## Extracted data entries:
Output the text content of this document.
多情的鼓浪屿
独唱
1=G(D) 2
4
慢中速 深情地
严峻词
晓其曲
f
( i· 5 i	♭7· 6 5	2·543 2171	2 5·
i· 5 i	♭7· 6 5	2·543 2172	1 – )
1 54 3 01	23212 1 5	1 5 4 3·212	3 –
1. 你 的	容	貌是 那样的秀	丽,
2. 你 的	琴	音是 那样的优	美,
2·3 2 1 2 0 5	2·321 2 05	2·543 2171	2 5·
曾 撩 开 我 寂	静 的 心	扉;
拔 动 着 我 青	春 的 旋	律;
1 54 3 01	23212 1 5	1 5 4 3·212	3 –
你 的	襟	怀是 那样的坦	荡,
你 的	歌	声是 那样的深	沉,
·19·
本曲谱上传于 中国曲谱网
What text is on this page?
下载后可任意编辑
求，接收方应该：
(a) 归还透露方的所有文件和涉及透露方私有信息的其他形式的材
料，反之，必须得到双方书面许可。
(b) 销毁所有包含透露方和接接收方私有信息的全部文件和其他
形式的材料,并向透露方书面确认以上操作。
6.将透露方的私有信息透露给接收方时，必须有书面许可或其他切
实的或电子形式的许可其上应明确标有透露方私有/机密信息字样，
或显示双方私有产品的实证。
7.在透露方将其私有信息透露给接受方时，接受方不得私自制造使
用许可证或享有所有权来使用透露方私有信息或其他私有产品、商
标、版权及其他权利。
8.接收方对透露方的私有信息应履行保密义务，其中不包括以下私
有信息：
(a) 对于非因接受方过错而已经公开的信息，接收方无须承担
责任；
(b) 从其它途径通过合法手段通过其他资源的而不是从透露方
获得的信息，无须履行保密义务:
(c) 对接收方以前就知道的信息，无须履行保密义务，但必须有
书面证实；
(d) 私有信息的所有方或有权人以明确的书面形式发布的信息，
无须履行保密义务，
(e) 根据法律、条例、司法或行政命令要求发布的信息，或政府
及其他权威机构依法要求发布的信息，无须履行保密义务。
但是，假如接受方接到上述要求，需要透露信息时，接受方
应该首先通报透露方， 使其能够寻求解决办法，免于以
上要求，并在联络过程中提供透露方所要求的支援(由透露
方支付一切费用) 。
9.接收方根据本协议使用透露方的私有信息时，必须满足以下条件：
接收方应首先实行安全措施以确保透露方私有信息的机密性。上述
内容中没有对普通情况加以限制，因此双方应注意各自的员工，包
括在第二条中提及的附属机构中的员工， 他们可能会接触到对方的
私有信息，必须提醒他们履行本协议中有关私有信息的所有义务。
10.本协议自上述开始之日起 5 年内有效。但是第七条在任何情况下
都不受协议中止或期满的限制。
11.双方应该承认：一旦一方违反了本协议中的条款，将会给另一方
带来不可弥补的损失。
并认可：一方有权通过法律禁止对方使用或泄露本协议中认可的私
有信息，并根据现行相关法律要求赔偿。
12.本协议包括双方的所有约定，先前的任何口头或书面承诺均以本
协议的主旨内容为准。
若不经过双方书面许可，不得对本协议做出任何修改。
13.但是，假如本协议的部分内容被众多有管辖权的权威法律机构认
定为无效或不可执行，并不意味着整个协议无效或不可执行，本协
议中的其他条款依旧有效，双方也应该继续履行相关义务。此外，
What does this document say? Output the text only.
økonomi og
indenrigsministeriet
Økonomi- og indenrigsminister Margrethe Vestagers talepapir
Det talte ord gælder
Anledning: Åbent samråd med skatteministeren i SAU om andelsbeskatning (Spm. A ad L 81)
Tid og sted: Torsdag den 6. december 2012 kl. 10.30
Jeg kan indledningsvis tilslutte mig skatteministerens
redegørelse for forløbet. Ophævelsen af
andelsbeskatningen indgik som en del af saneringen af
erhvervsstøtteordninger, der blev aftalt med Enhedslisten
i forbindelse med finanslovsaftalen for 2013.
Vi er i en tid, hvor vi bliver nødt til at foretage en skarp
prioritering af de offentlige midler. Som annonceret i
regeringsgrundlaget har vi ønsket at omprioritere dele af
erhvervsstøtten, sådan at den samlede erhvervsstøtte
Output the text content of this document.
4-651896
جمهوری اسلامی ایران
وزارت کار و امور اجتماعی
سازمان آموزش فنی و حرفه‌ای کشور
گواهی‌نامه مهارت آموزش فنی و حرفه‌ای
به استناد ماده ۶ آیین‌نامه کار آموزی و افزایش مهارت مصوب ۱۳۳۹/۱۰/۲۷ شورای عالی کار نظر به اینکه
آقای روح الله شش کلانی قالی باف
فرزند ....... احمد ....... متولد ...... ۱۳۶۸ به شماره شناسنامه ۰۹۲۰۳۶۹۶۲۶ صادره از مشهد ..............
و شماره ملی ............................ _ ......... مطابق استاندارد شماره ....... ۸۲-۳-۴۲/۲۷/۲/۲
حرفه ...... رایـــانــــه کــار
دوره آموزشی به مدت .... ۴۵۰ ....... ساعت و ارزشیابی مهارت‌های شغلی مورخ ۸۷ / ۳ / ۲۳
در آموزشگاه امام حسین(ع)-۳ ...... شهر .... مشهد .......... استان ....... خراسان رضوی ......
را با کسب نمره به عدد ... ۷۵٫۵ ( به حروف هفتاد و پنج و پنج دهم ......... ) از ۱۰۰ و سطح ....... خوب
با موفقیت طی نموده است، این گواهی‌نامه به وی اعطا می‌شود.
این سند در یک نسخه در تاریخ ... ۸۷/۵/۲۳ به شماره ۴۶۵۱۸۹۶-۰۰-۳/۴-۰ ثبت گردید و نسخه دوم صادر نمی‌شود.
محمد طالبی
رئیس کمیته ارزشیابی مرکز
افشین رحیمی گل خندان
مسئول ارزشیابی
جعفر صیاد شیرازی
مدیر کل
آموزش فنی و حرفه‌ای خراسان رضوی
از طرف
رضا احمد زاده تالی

## The request:
Gather every line from the listing above in which "رضوی" appears, and copy those lines.

## Final result:
در آموزشگاه امام حسین(ع)-۳ ...... شهر .... مشهد .......... استان ....... خراسان رضوی ......
آموزش فنی و حرفه‌ای خراسان رضوی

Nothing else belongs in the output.